Task statement =>
Render the material again word for word, skipping the pictures in it.

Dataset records
[START]
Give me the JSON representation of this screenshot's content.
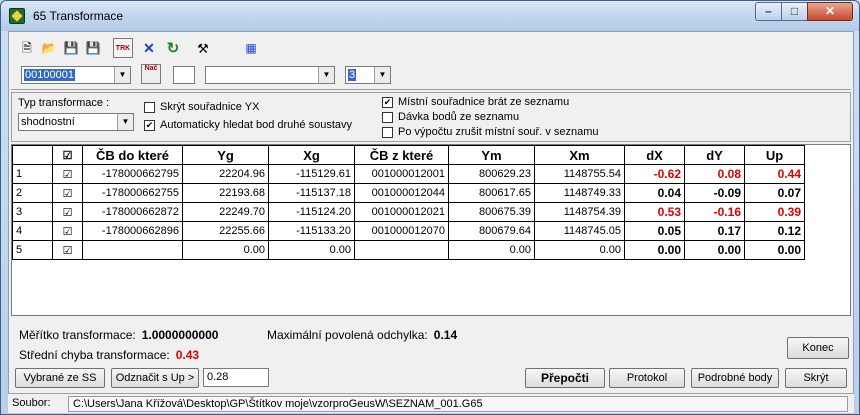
{
  "window": {
    "title": "65  Transformace"
  },
  "toolbar": {
    "icons": [
      "new-document-icon",
      "open-folder-icon",
      "save-disk-icon",
      "save-all-icon",
      "trk-icon",
      "delete-x-icon",
      "refresh-icon",
      "tools-icon",
      "export-icon"
    ],
    "trk_label": "TRK",
    "nac_label": "Nač",
    "point_combo_value": "00100001",
    "mid_combo_value": "",
    "num_combo_value": "3"
  },
  "options": {
    "typ_label": "Typ transformace :",
    "typ_value": "shodnostní",
    "skryt_label": "Skrýt souřadnice YX",
    "skryt_checked": false,
    "auto_label": "Automaticky hledat bod druhé soustavy",
    "auto_checked": true,
    "mistni_label": "Místní souřadnice brát ze seznamu",
    "mistni_checked": true,
    "davka_label": "Dávka bodů ze seznamu",
    "davka_checked": false,
    "zrusit_label": "Po výpočtu zrušit místní souř. v seznamu",
    "zrusit_checked": false
  },
  "grid": {
    "columns": [
      "",
      "☑",
      "ČB do které",
      "Yg",
      "Xg",
      "ČB z které",
      "Ym",
      "Xm",
      "dX",
      "dY",
      "Up"
    ],
    "rows": [
      {
        "num": "1",
        "checked": "☑",
        "cb_do": "-178000662795",
        "yg": "22204.96",
        "xg": "-115129.61",
        "cb_z": "001000012001",
        "ym": "800629.23",
        "xm": "1148755.54",
        "dx": "-0.62",
        "dy": "0.08",
        "up": "0.44",
        "dx_red": true,
        "dy_red": true,
        "up_red": true
      },
      {
        "num": "2",
        "checked": "☑",
        "cb_do": "-178000662755",
        "yg": "22193.68",
        "xg": "-115137.18",
        "cb_z": "001000012044",
        "ym": "800617.65",
        "xm": "1148749.33",
        "dx": "0.04",
        "dy": "-0.09",
        "up": "0.07",
        "dx_red": false,
        "dy_red": false,
        "up_red": false
      },
      {
        "num": "3",
        "checked": "☑",
        "cb_do": "-178000662872",
        "yg": "22249.70",
        "xg": "-115124.20",
        "cb_z": "001000012021",
        "ym": "800675.39",
        "xm": "1148754.39",
        "dx": "0.53",
        "dy": "-0.16",
        "up": "0.39",
        "dx_red": true,
        "dy_red": true,
        "up_red": true
      },
      {
        "num": "4",
        "checked": "☑",
        "cb_do": "-178000662896",
        "yg": "22255.66",
        "xg": "-115133.20",
        "cb_z": "001000012070",
        "ym": "800679.64",
        "xm": "1148745.05",
        "dx": "0.05",
        "dy": "0.17",
        "up": "0.12",
        "dx_red": false,
        "dy_red": false,
        "up_red": false
      },
      {
        "num": "5",
        "checked": "☑",
        "cb_do": "",
        "yg": "0.00",
        "xg": "0.00",
        "cb_z": "",
        "ym": "0.00",
        "xm": "0.00",
        "dx": "0.00",
        "dy": "0.00",
        "up": "0.00",
        "dx_red": false,
        "dy_red": false,
        "up_red": false
      }
    ]
  },
  "summary": {
    "meritko_label": "Měřítko transformace:",
    "meritko_value": "1.0000000000",
    "odchylka_label": "Maximální povolená odchylka:",
    "odchylka_value": "0.14",
    "chyba_label": "Střední chyba transformace:",
    "chyba_value": "0.43"
  },
  "buttons": {
    "vybrane": "Vybrané ze SS",
    "odznacit": "Odznačit s Up >",
    "up_threshold": "0.28",
    "prepocti": "Přepočti",
    "protokol": "Protokol",
    "podrobne": "Podrobné body",
    "skryt": "Skrýt",
    "konec": "Konec"
  },
  "statusbar": {
    "label": "Soubor:",
    "path": "C:\\Users\\Jana Křížová\\Desktop\\GP\\Štítkov moje\\vzorproGeusW\\SEZNAM_001.G65"
  },
  "colors": {
    "accent_red": "#e00000",
    "selection_blue": "#3169c6",
    "title_close": "#c84a30"
  }
}
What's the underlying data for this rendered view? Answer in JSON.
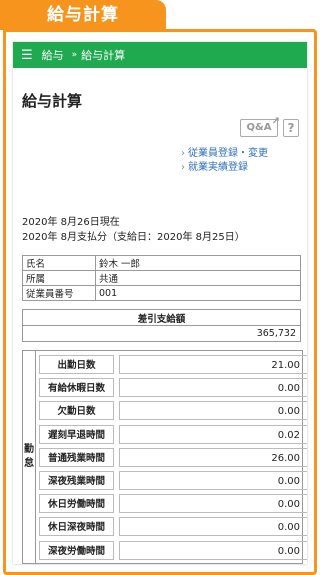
[END]
Completed exercise =>
Give me the JSON representation of this screenshot's content.
{
  "window": {
    "title": "65  Transformace"
  },
  "toolbar": {
    "icons": [
      "new-document-icon",
      "open-folder-icon",
      "save-disk-icon",
      "save-all-icon",
      "trk-icon",
      "delete-x-icon",
      "refresh-icon",
      "tools-icon",
      "export-icon"
    ],
    "trk_label": "TRK",
    "nac_label": "Nač",
    "point_combo_value": "00100001",
    "mid_combo_value": "",
    "num_combo_value": "3"
  },
  "options": {
    "typ_label": "Typ transformace :",
    "typ_value": "shodnostní",
    "skryt_label": "Skrýt souřadnice YX",
    "skryt_checked": false,
    "auto_label": "Automaticky hledat bod druhé soustavy",
    "auto_checked": true,
    "mistni_label": "Místní souřadnice brát ze seznamu",
    "mistni_checked": true,
    "davka_label": "Dávka bodů ze seznamu",
    "davka_checked": false,
    "zrusit_label": "Po výpočtu zrušit místní souř. v seznamu",
    "zrusit_checked": false
  },
  "grid": {
    "columns": [
      "",
      "☑",
      "ČB do které",
      "Yg",
      "Xg",
      "ČB z které",
      "Ym",
      "Xm",
      "dX",
      "dY",
      "Up"
    ],
    "rows": [
      {
        "num": "1",
        "checked": "☑",
        "cb_do": "-178000662795",
        "yg": "22204.96",
        "xg": "-115129.61",
        "cb_z": "001000012001",
        "ym": "800629.23",
        "xm": "1148755.54",
        "dx": "-0.62",
        "dy": "0.08",
        "up": "0.44",
        "dx_red": true,
        "dy_red": true,
        "up_red": true
      },
      {
        "num": "2",
        "checked": "☑",
        "cb_do": "-178000662755",
        "yg": "22193.68",
        "xg": "-115137.18",
        "cb_z": "001000012044",
        "ym": "800617.65",
        "xm": "1148749.33",
        "dx": "0.04",
        "dy": "-0.09",
        "up": "0.07",
        "dx_red": false,
        "dy_red": false,
        "up_red": false
      },
      {
        "num": "3",
        "checked": "☑",
        "cb_do": "-178000662872",
        "yg": "22249.70",
        "xg": "-115124.20",
        "cb_z": "001000012021",
        "ym": "800675.39",
        "xm": "1148754.39",
        "dx": "0.53",
        "dy": "-0.16",
        "up": "0.39",
        "dx_red": true,
        "dy_red": true,
        "up_red": true
      },
      {
        "num": "4",
        "checked": "☑",
        "cb_do": "-178000662896",
        "yg": "22255.66",
        "xg": "-115133.20",
        "cb_z": "001000012070",
        "ym": "800679.64",
        "xm": "1148745.05",
        "dx": "0.05",
        "dy": "0.17",
        "up": "0.12",
        "dx_red": false,
        "dy_red": false,
        "up_red": false
      },
      {
        "num": "5",
        "checked": "☑",
        "cb_do": "",
        "yg": "0.00",
        "xg": "0.00",
        "cb_z": "",
        "ym": "0.00",
        "xm": "0.00",
        "dx": "0.00",
        "dy": "0.00",
        "up": "0.00",
        "dx_red": false,
        "dy_red": false,
        "up_red": false
      }
    ]
  },
  "summary": {
    "meritko_label": "Měřítko transformace:",
    "meritko_value": "1.0000000000",
    "odchylka_label": "Maximální povolená odchylka:",
    "odchylka_value": "0.14",
    "chyba_label": "Střední chyba transformace:",
    "chyba_value": "0.43"
  },
  "buttons": {
    "vybrane": "Vybrané ze SS",
    "odznacit": "Odznačit s Up >",
    "up_threshold": "0.28",
    "prepocti": "Přepočti",
    "protokol": "Protokol",
    "podrobne": "Podrobné body",
    "skryt": "Skrýt",
    "konec": "Konec"
  },
  "statusbar": {
    "label": "Soubor:",
    "path": "C:\\Users\\Jana Křížová\\Desktop\\GP\\Štítkov moje\\vzorproGeusW\\SEZNAM_001.G65"
  },
  "colors": {
    "accent_red": "#e00000",
    "selection_blue": "#3169c6",
    "title_close": "#c84a30"
  }
}
What's the underlying data for this rendered view? Answer in JSON.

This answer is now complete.